[Source passage start]

SUMMARY OF THE INVENTION
[0007] According to one aspect a method for producing a brush head,
for example a toothbrush head, is described in which at least two
different cleaning elements selected from the group consisting of
different types of cleaning elements, distinctive cleaning elements
of the same type and a combination thereof are embedded at one of
their ends at least partially in a bristle carrier, wherein said
ends are fused by heat before embedding, wherein different amounts
of heat are supplied to each of the at least two different cleaning
elements.
[0008] According to another aspect a brush head, for example a
toothbrush head, is described, having at least two different
cleaning elements selected from the group consisting of different
types of cleaning elements, distinctive cleaning elements of the
same type and a combination thereof being embedded into the brush
head, wherein the at least two cleaning elements are fused before
embedding using the method described herein.
[0009] According to another aspect a device for producing a brush
head, for example a toothbrush head is described in which at least
two different cleaning elements selected from the group consisting
of different types of cleaning elements, distinctive cleaning
elements of the same type and a combination thereof are embedded at
one of their ends at least partially in a bristle carrier,
comprising a hot-gas device for applying hot gas to one end of the
at least two different cleaning elements, wherein the hot-gas
device comprises a multiplicity of nozzles for applying varying
flows of hot gas.
[0010] According to another aspect a device for producing a brush
head, for example a toothbrush head is described in which at least
two different cleaning elements selected from the group consisting
of different types of cleaning elements, distinctive cleaning
elements of the same type and a combination thereof are embedded at
one of their ends at least partially in a bristle carrier,
comprising an infrared radiation device for applying infrared
radiation to one end of the at least two different cleaning
elements, wherein the infrared radiation device comprises a
plurality of reflectors for applying varying degrees of infrared
radiation.
[0011] These and other features, aspects and advantages of specific
embodiments will become evident to those skilled in the art from a
reading of the present disclosure.

[Source passage end]
[Collected material start]

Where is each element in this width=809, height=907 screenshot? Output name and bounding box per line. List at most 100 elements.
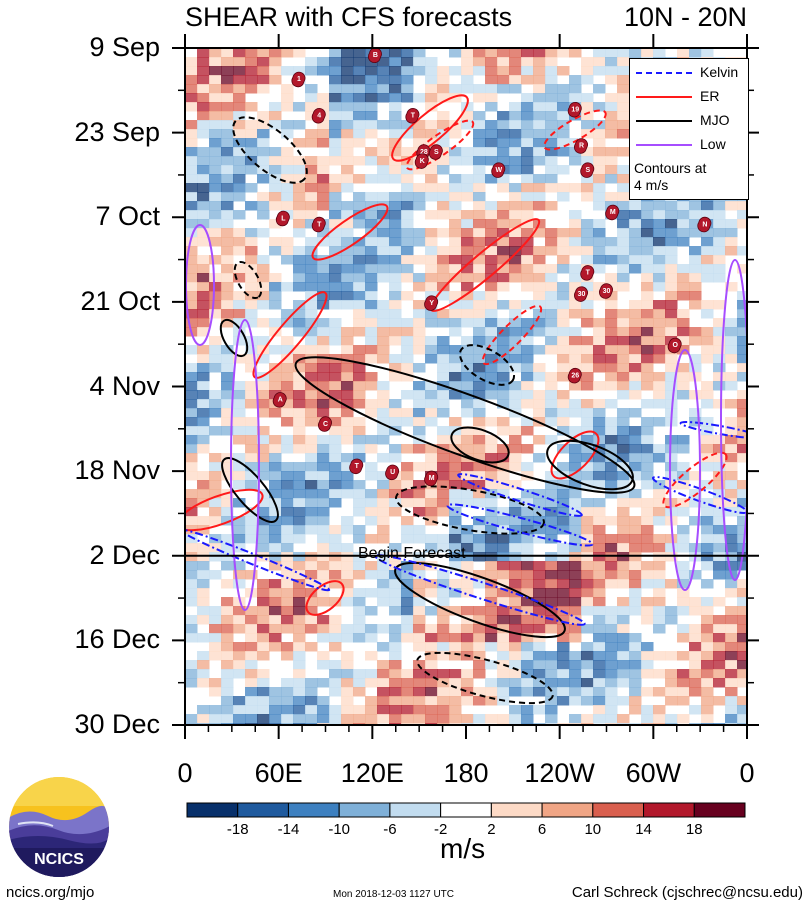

[Collected material end]

Reproduce a portion of the brush head summary word for word, beginning at the words "[0009] According to" and stopping after "of hot gas.".

[0009] According to another aspect a device for producing a brush
head, for example a toothbrush head is described in which at least
two different cleaning elements selected from the group consisting
of different types of cleaning elements, distinctive cleaning
elements of the same type and a combination thereof are embedded at
one of their ends at least partially in a bristle carrier,
comprising a hot-gas device for applying hot gas to one end of the
at least two different cleaning elements, wherein the hot-gas
device comprises a multiplicity of nozzles for applying varying
flows of hot gas.